EXERCISE DIRECTIONS: Reproduce all the lines exactly as they stand, apart from the pictures.

[start of ITEMS]

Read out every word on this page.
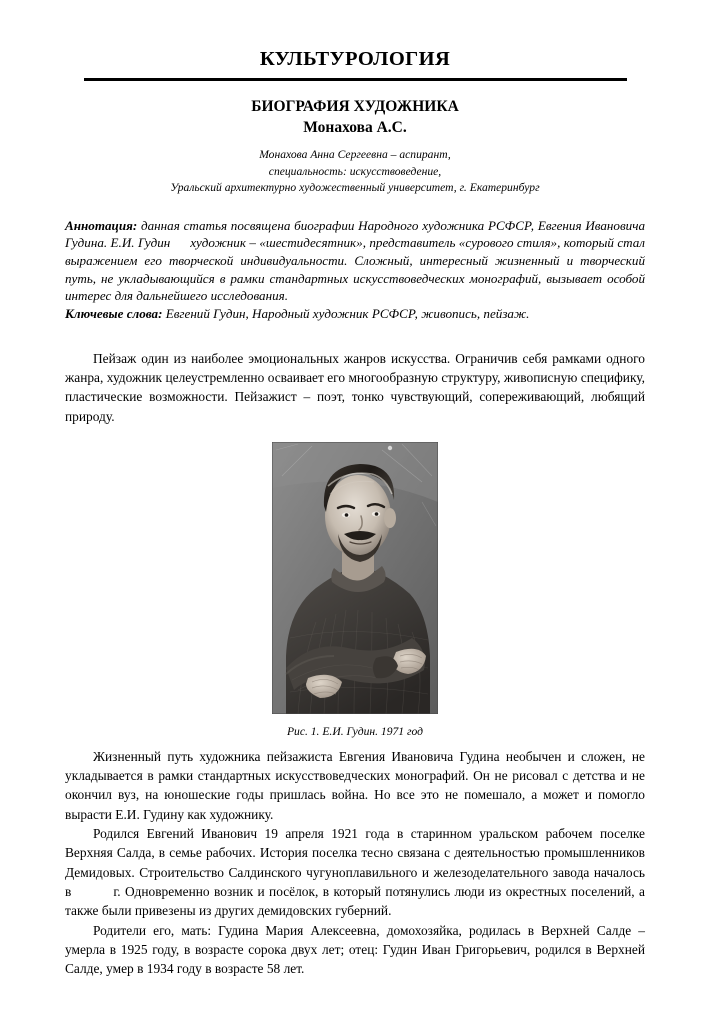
КУЛЬТУРОЛОГИЯ
БИОГРАФИЯ ХУДОЖНИКА
Монахова А.С.
Монахова Анна Сергеевна – аспирант,
специальность: искусствоведение,
Уральский архитектурно художественный университет, г. Екатеринбург

Аннотация: данная статья посвящена биографии Народного художника РСФСР, Евгения Ивановича Гудина. Е.И. Гудин   художник – «шестидесятник», представитель «сурового стиля», который стал выражением его творческой индивидуальности. Сложный, интересный жизненный и творческий путь, не укладывающийся в рамки стандартных искусствоведческих монографий, вызывает особой интерес для дальнейшего исследования.

Ключевые слова: Евгений Гудин, Народный художник РСФСР, живопись, пейзаж.

Пейзаж один из наиболее эмоциональных жанров искусства. Ограничив себя рамками одного жанра, художник целеустремленно осваивает его многообразную структуру, живописную специфику, пластические возможности. Пейзажист – поэт, тонко чувствующий, сопереживающий, любящий природу.

Рис. 1. Е.И. Гудин. 1971 год

Жизненный путь художника пейзажиста Евгения Ивановича Гудина необычен и сложен, не укладывается в рамки стандартных искусствоведческих монографий. Он не рисовал с детства и не окончил вуз, на юношеские годы пришлась война. Но все это не помешало, а может и помогло вырасти Е.И. Гудину как художнику.

Родился Евгений Иванович 19 апреля 1921 года в старинном уральском рабочем поселке Верхняя Салда, в семье рабочих. История поселка тесно связана с деятельностью промышленников Демидовых. Строительство Салдинского чугуноплавильного и железоделательного завода началось в	г. Одновременно возник и посёлок, в который потянулись люди из окрестных поселений, а также были привезены из других демидовских губерний.

Родители его, мать: Гудина Мария Алексеевна, домохозяйка, родилась в Верхней Салде – умерла в 1925 году, в возрасте сорока двух лет; отец: Гудин Иван Григорьевич, родился в Верхней Салде, умер в 1934 году в возрасте 58 лет.
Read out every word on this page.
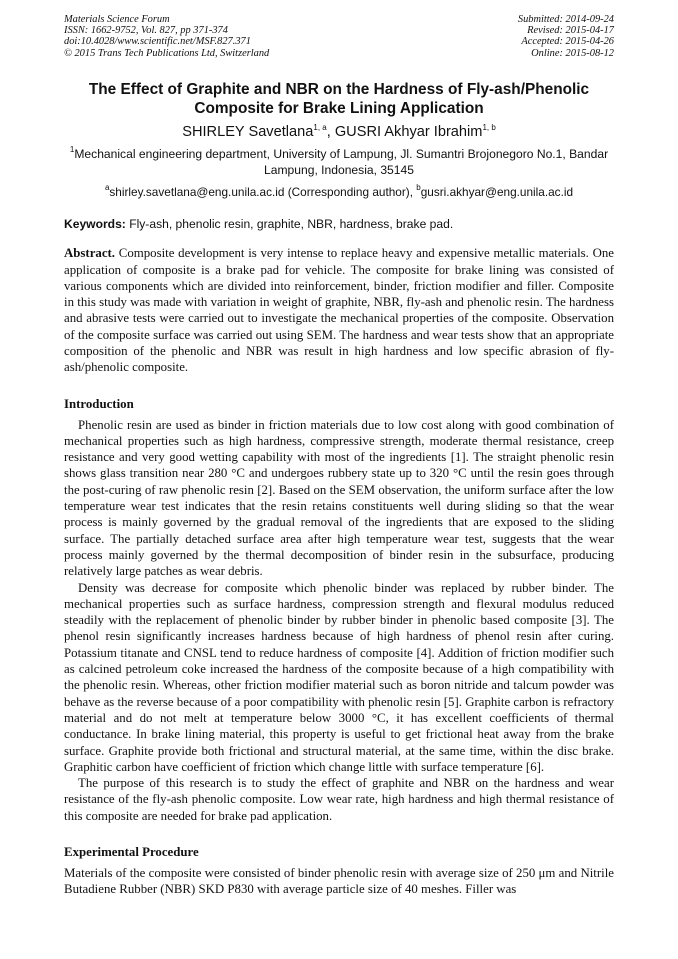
Materials Science Forum
ISSN: 1662-9752, Vol. 827, pp 371-374
doi:10.4028/www.scientific.net/MSF.827.371
© 2015 Trans Tech Publications Ltd, Switzerland
Submitted: 2014-09-24
Revised: 2015-04-17
Accepted: 2015-04-26
Online: 2015-08-12
The Effect of Graphite and NBR on the Hardness of Fly-ash/Phenolic Composite for Brake Lining Application
SHIRLEY Savetlana$^{1, a}$, GUSRI Akhyar Ibrahim$^{1, b}$
$^1$Mechanical engineering department, University of Lampung, Jl. Sumantri Brojonegoro No.1, Bandar Lampung, Indonesia, 35145
$^a$shirley.savetlana@eng.unila.ac.id (Corresponding author), $^b$gusri.akhyar@eng.unila.ac.id
Keywords: Fly-ash, phenolic resin, graphite, NBR, hardness, brake pad.
Abstract. Composite development is very intense to replace heavy and expensive metallic materials. One application of composite is a brake pad for vehicle. The composite for brake lining was consisted of various components which are divided into reinforcement, binder, friction modifier and filler. Composite in this study was made with variation in weight of graphite, NBR, fly-ash and phenolic resin. The hardness and abrasive tests were carried out to investigate the mechanical properties of the composite. Observation of the composite surface was carried out using SEM. The hardness and wear tests show that an appropriate composition of the phenolic and NBR was result in high hardness and low specific abrasion of fly-ash/phenolic composite.
Introduction

Phenolic resin are used as binder in friction materials due to low cost along with good combination of mechanical properties such as high hardness, compressive strength, moderate thermal resistance, creep resistance and very good wetting capability with most of the ingredients [1]. The straight phenolic resin shows glass transition near 280 °C and undergoes rubbery state up to 320 °C until the resin goes through the post-curing of raw phenolic resin [2]. Based on the SEM observation, the uniform surface after the low temperature wear test indicates that the resin retains constituents well during sliding so that the wear process is mainly governed by the gradual removal of the ingredients that are exposed to the sliding surface. The partially detached surface area after high temperature wear test, suggests that the wear process mainly governed by the thermal decomposition of binder resin in the subsurface, producing relatively large patches as wear debris.

Density was decrease for composite which phenolic binder was replaced by rubber binder. The mechanical properties such as surface hardness, compression strength and flexural modulus reduced steadily with the replacement of phenolic binder by rubber binder in phenolic based composite [3]. The phenol resin significantly increases hardness because of high hardness of phenol resin after curing. Potassium titanate and CNSL tend to reduce hardness of composite [4]. Addition of friction modifier such as calcined petroleum coke increased the hardness of the composite because of a high compatibility with the phenolic resin. Whereas, other friction modifier material such as boron nitride and talcum powder was behave as the reverse because of a poor compatibility with phenolic resin [5]. Graphite carbon is refractory material and do not melt at temperature below 3000 °C, it has excellent coefficients of thermal conductance. In brake lining material, this property is useful to get frictional heat away from the brake surface. Graphite provide both frictional and structural material, at the same time, within the disc brake. Graphitic carbon have coefficient of friction which change little with surface temperature [6].

The purpose of this research is to study the effect of graphite and NBR on the hardness and wear resistance of the fly-ash phenolic composite. Low wear rate, high hardness and high thermal resistance of this composite are needed for brake pad application.

Experimental Procedure

Materials of the composite were consisted of binder phenolic resin with average size of 250 μm and Nitrile Butadiene Rubber (NBR) SKD P830 with average particle size of 40 meshes. Filler was
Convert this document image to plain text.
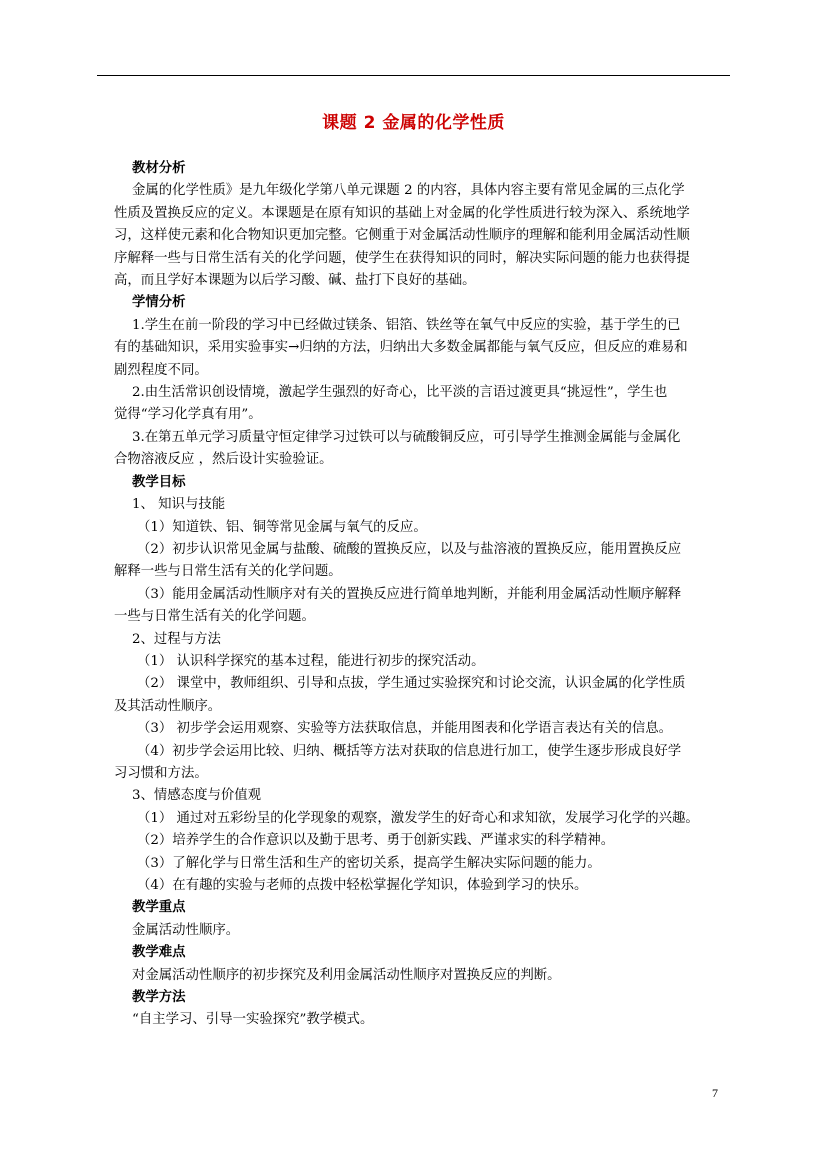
课题 2 金属的化学性质

教材分析

金属的化学性质》是九年级化学第八单元课题 2 的内容，具体内容主要有常见金属的三点化学

性质及置换反应的定义。本课题是在原有知识的基础上对金属的化学性质进行较为深入、系统地学

习，这样使元素和化合物知识更加完整。它侧重于对金属活动性顺序的理解和能利用金属活动性顺

序解释一些与日常生活有关的化学问题，使学生在获得知识的同时，解决实际问题的能力也获得提

高，而且学好本课题为以后学习酸、碱、盐打下良好的基础。

学情分析

1.学生在前一阶段的学习中已经做过镁条、铝箔、铁丝等在氧气中反应的实验，基于学生的已

有的基础知识，采用实验事实→归纳的方法，归纳出大多数金属都能与氧气反应，但反应的难易和

剧烈程度不同。

2.由生活常识创设情境，激起学生强烈的好奇心，比平淡的言语过渡更具“挑逗性”，学生也

觉得“学习化学真有用”。

3.在第五单元学习质量守恒定律学习过铁可以与硫酸铜反应，可引导学生推测金属能与金属化

合物溶液反应 ，然后设计实验验证。

教学目标

1、 知识与技能

（1）知道铁、铝、铜等常见金属与氧气的反应。

（2）初步认识常见金属与盐酸、硫酸的置换反应，以及与盐溶液的置换反应，能用置换反应

解释一些与日常生活有关的化学问题。

（3）能用金属活动性顺序对有关的置换反应进行简单地判断，并能利用金属活动性顺序解释

一些与日常生活有关的化学问题。

2、过程与方法

（1） 认识科学探究的基本过程，能进行初步的探究活动。

（2） 课堂中，教师组织、引导和点拔，学生通过实验探究和讨论交流，认识金属的化学性质

及其活动性顺序。

（3） 初步学会运用观察、实验等方法获取信息，并能用图表和化学语言表达有关的信息。

（4）初步学会运用比较、归纳、概括等方法对获取的信息进行加工，使学生逐步形成良好学

习习惯和方法。

3、情感态度与价值观

（1） 通过对五彩纷呈的化学现象的观察，激发学生的好奇心和求知欲，发展学习化学的兴趣。

（2）培养学生的合作意识以及勤于思考、勇于创新实践、严谨求实的科学精神。

（3）了解化学与日常生活和生产的密切关系，提高学生解决实际问题的能力。

（4）在有趣的实验与老师的点拨中轻松掌握化学知识，体验到学习的快乐。

教学重点

金属活动性顺序。

教学难点

对金属活动性顺序的初步探究及利用金属活动性顺序对置换反应的判断。

教学方法

“自主学习、引导一实验探究”教学模式。

7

[end of ITEMS]

THE SOLUTION:
Read out every word on this page.
КУЛЬТУРОЛОГИЯ
БИОГРАФИЯ ХУДОЖНИКА
Монахова А.С.
Монахова Анна Сергеевна – аспирант,
специальность: искусствоведение,
Уральский архитектурно художественный университет, г. Екатеринбург

Аннотация: данная статья посвящена биографии Народного художника РСФСР, Евгения Ивановича Гудина. Е.И. Гудин   художник – «шестидесятник», представитель «сурового стиля», который стал выражением его творческой индивидуальности. Сложный, интересный жизненный и творческий путь, не укладывающийся в рамки стандартных искусствоведческих монографий, вызывает особой интерес для дальнейшего исследования.

Ключевые слова: Евгений Гудин, Народный художник РСФСР, живопись, пейзаж.

Пейзаж один из наиболее эмоциональных жанров искусства. Ограничив себя рамками одного жанра, художник целеустремленно осваивает его многообразную структуру, живописную специфику, пластические возможности. Пейзажист – поэт, тонко чувствующий, сопереживающий, любящий природу.

Рис. 1. Е.И. Гудин. 1971 год

Жизненный путь художника пейзажиста Евгения Ивановича Гудина необычен и сложен, не укладывается в рамки стандартных искусствоведческих монографий. Он не рисовал с детства и не окончил вуз, на юношеские годы пришлась война. Но все это не помешало, а может и помогло вырасти Е.И. Гудину как художнику.

Родился Евгений Иванович 19 апреля 1921 года в старинном уральском рабочем поселке Верхняя Салда, в семье рабочих. История поселка тесно связана с деятельностью промышленников Демидовых. Строительство Салдинского чугуноплавильного и железоделательного завода началось в	г. Одновременно возник и посёлок, в который потянулись люди из окрестных поселений, а также были привезены из других демидовских губерний.

Родители его, мать: Гудина Мария Алексеевна, домохозяйка, родилась в Верхней Салде – умерла в 1925 году, в возрасте сорока двух лет; отец: Гудин Иван Григорьевич, родился в Верхней Салде, умер в 1934 году в возрасте 58 лет.
Read out every word on this page.
Materials Science Forum
ISSN: 1662-9752, Vol. 827, pp 371-374
doi:10.4028/www.scientific.net/MSF.827.371
© 2015 Trans Tech Publications Ltd, Switzerland
Submitted: 2014-09-24
Revised: 2015-04-17
Accepted: 2015-04-26
Online: 2015-08-12
The Effect of Graphite and NBR on the Hardness of Fly-ash/Phenolic Composite for Brake Lining Application
SHIRLEY Savetlana$^{1, a}$, GUSRI Akhyar Ibrahim$^{1, b}$
$^1$Mechanical engineering department, University of Lampung, Jl. Sumantri Brojonegoro No.1, Bandar Lampung, Indonesia, 35145
$^a$shirley.savetlana@eng.unila.ac.id (Corresponding author), $^b$gusri.akhyar@eng.unila.ac.id
Keywords: Fly-ash, phenolic resin, graphite, NBR, hardness, brake pad.
Abstract. Composite development is very intense to replace heavy and expensive metallic materials. One application of composite is a brake pad for vehicle. The composite for brake lining was consisted of various components which are divided into reinforcement, binder, friction modifier and filler. Composite in this study was made with variation in weight of graphite, NBR, fly-ash and phenolic resin. The hardness and abrasive tests were carried out to investigate the mechanical properties of the composite. Observation of the composite surface was carried out using SEM. The hardness and wear tests show that an appropriate composition of the phenolic and NBR was result in high hardness and low specific abrasion of fly-ash/phenolic composite.
Introduction

Phenolic resin are used as binder in friction materials due to low cost along with good combination of mechanical properties such as high hardness, compressive strength, moderate thermal resistance, creep resistance and very good wetting capability with most of the ingredients [1]. The straight phenolic resin shows glass transition near 280 °C and undergoes rubbery state up to 320 °C until the resin goes through the post-curing of raw phenolic resin [2]. Based on the SEM observation, the uniform surface after the low temperature wear test indicates that the resin retains constituents well during sliding so that the wear process is mainly governed by the gradual removal of the ingredients that are exposed to the sliding surface. The partially detached surface area after high temperature wear test, suggests that the wear process mainly governed by the thermal decomposition of binder resin in the subsurface, producing relatively large patches as wear debris.

Density was decrease for composite which phenolic binder was replaced by rubber binder. The mechanical properties such as surface hardness, compression strength and flexural modulus reduced steadily with the replacement of phenolic binder by rubber binder in phenolic based composite [3]. The phenol resin significantly increases hardness because of high hardness of phenol resin after curing. Potassium titanate and CNSL tend to reduce hardness of composite [4]. Addition of friction modifier such as calcined petroleum coke increased the hardness of the composite because of a high compatibility with the phenolic resin. Whereas, other friction modifier material such as boron nitride and talcum powder was behave as the reverse because of a poor compatibility with phenolic resin [5]. Graphite carbon is refractory material and do not melt at temperature below 3000 °C, it has excellent coefficients of thermal conductance. In brake lining material, this property is useful to get frictional heat away from the brake surface. Graphite provide both frictional and structural material, at the same time, within the disc brake. Graphitic carbon have coefficient of friction which change little with surface temperature [6].

The purpose of this research is to study the effect of graphite and NBR on the hardness and wear resistance of the fly-ash phenolic composite. Low wear rate, high hardness and high thermal resistance of this composite are needed for brake pad application.

Experimental Procedure

Materials of the composite were consisted of binder phenolic resin with average size of 250 μm and Nitrile Butadiene Rubber (NBR) SKD P830 with average particle size of 40 meshes. Filler was
Convert this document image to plain text.
课题 2 金属的化学性质

教材分析

金属的化学性质》是九年级化学第八单元课题 2 的内容，具体内容主要有常见金属的三点化学

性质及置换反应的定义。本课题是在原有知识的基础上对金属的化学性质进行较为深入、系统地学

习，这样使元素和化合物知识更加完整。它侧重于对金属活动性顺序的理解和能利用金属活动性顺

序解释一些与日常生活有关的化学问题，使学生在获得知识的同时，解决实际问题的能力也获得提

高，而且学好本课题为以后学习酸、碱、盐打下良好的基础。

学情分析

1.学生在前一阶段的学习中已经做过镁条、铝箔、铁丝等在氧气中反应的实验，基于学生的已

有的基础知识，采用实验事实→归纳的方法，归纳出大多数金属都能与氧气反应，但反应的难易和

剧烈程度不同。

2.由生活常识创设情境，激起学生强烈的好奇心，比平淡的言语过渡更具“挑逗性”，学生也

觉得“学习化学真有用”。

3.在第五单元学习质量守恒定律学习过铁可以与硫酸铜反应，可引导学生推测金属能与金属化

合物溶液反应 ，然后设计实验验证。

教学目标

1、 知识与技能

（1）知道铁、铝、铜等常见金属与氧气的反应。

（2）初步认识常见金属与盐酸、硫酸的置换反应，以及与盐溶液的置换反应，能用置换反应

解释一些与日常生活有关的化学问题。

（3）能用金属活动性顺序对有关的置换反应进行简单地判断，并能利用金属活动性顺序解释

一些与日常生活有关的化学问题。

2、过程与方法

（1） 认识科学探究的基本过程，能进行初步的探究活动。

（2） 课堂中，教师组织、引导和点拔，学生通过实验探究和讨论交流，认识金属的化学性质

及其活动性顺序。

（3） 初步学会运用观察、实验等方法获取信息，并能用图表和化学语言表达有关的信息。

（4）初步学会运用比较、归纳、概括等方法对获取的信息进行加工，使学生逐步形成良好学

习习惯和方法。

3、情感态度与价值观

（1） 通过对五彩纷呈的化学现象的观察，激发学生的好奇心和求知欲，发展学习化学的兴趣。

（2）培养学生的合作意识以及勤于思考、勇于创新实践、严谨求实的科学精神。

（3）了解化学与日常生活和生产的密切关系，提高学生解决实际问题的能力。

（4）在有趣的实验与老师的点拨中轻松掌握化学知识，体验到学习的快乐。

教学重点

金属活动性顺序。

教学难点

对金属活动性顺序的初步探究及利用金属活动性顺序对置换反应的判断。

教学方法

“自主学习、引导一实验探究”教学模式。

7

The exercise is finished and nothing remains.